## Work to complete
Don't copy the pictures; return every other part of the records exactly.

## Data excerpts
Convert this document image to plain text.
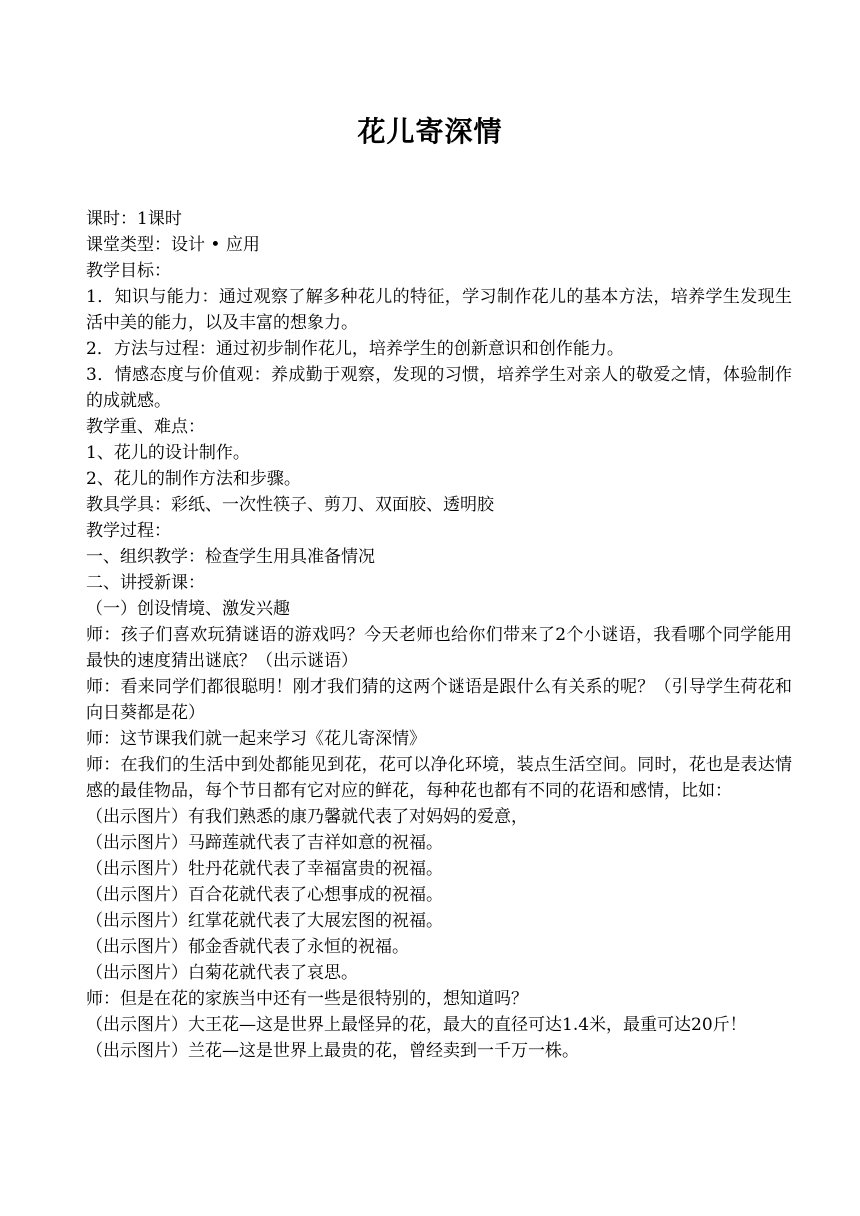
花儿寄深情

课时：1课时

课堂类型：设计 • 应用

教学目标：

1．知识与能力：通过观察了解多种花儿的特征，学习制作花儿的基本方法，培养学生发现生活中美的能力，以及丰富的想象力。

2．方法与过程：通过初步制作花儿，培养学生的创新意识和创作能力。

3．情感态度与价值观：养成勤于观察，发现的习惯，培养学生对亲人的敬爱之情，体验制作的成就感。

教学重、难点：

1、花儿的设计制作。

2、花儿的制作方法和步骤。

教具学具：彩纸、一次性筷子、剪刀、双面胶、透明胶

教学过程：

一、组织教学：检查学生用具准备情况

二、讲授新课：

（一）创设情境、激发兴趣

师：孩子们喜欢玩猜谜语的游戏吗？今天老师也给你们带来了2个小谜语，我看哪个同学能用最快的速度猜出谜底？（出示谜语）

师：看来同学们都很聪明！刚才我们猜的这两个谜语是跟什么有关系的呢？（引导学生荷花和向日葵都是花）

师：这节课我们就一起来学习《花儿寄深情》

师：在我们的生活中到处都能见到花，花可以净化环境，装点生活空间。同时，花也是表达情感的最佳物品，每个节日都有它对应的鲜花，每种花也都有不同的花语和感情，比如：

（出示图片）有我们熟悉的康乃馨就代表了对妈妈的爱意，

（出示图片）马蹄莲就代表了吉祥如意的祝福。

（出示图片）牡丹花就代表了幸福富贵的祝福。

（出示图片）百合花就代表了心想事成的祝福。

（出示图片）红掌花就代表了大展宏图的祝福。

（出示图片）郁金香就代表了永恒的祝福。

（出示图片）白菊花就代表了哀思。

师：但是在花的家族当中还有一些是很特别的，想知道吗？

（出示图片）大王花—这是世界上最怪异的花，最大的直径可达1.4米，最重可达20斤！

（出示图片）兰花—这是世界上最贵的花，曾经卖到一千万一株。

## Solution to the problem
Convert this document image to plain text.
花儿寄深情

课时：1课时

课堂类型：设计 • 应用

教学目标：

1．知识与能力：通过观察了解多种花儿的特征，学习制作花儿的基本方法，培养学生发现生活中美的能力，以及丰富的想象力。

2．方法与过程：通过初步制作花儿，培养学生的创新意识和创作能力。

3．情感态度与价值观：养成勤于观察，发现的习惯，培养学生对亲人的敬爱之情，体验制作的成就感。

教学重、难点：

1、花儿的设计制作。

2、花儿的制作方法和步骤。

教具学具：彩纸、一次性筷子、剪刀、双面胶、透明胶

教学过程：

一、组织教学：检查学生用具准备情况

二、讲授新课：

（一）创设情境、激发兴趣

师：孩子们喜欢玩猜谜语的游戏吗？今天老师也给你们带来了2个小谜语，我看哪个同学能用最快的速度猜出谜底？（出示谜语）

师：看来同学们都很聪明！刚才我们猜的这两个谜语是跟什么有关系的呢？（引导学生荷花和向日葵都是花）

师：这节课我们就一起来学习《花儿寄深情》

师：在我们的生活中到处都能见到花，花可以净化环境，装点生活空间。同时，花也是表达情感的最佳物品，每个节日都有它对应的鲜花，每种花也都有不同的花语和感情，比如：

（出示图片）有我们熟悉的康乃馨就代表了对妈妈的爱意，

（出示图片）马蹄莲就代表了吉祥如意的祝福。

（出示图片）牡丹花就代表了幸福富贵的祝福。

（出示图片）百合花就代表了心想事成的祝福。

（出示图片）红掌花就代表了大展宏图的祝福。

（出示图片）郁金香就代表了永恒的祝福。

（出示图片）白菊花就代表了哀思。

师：但是在花的家族当中还有一些是很特别的，想知道吗？

（出示图片）大王花—这是世界上最怪异的花，最大的直径可达1.4米，最重可达20斤！

（出示图片）兰花—这是世界上最贵的花，曾经卖到一千万一株。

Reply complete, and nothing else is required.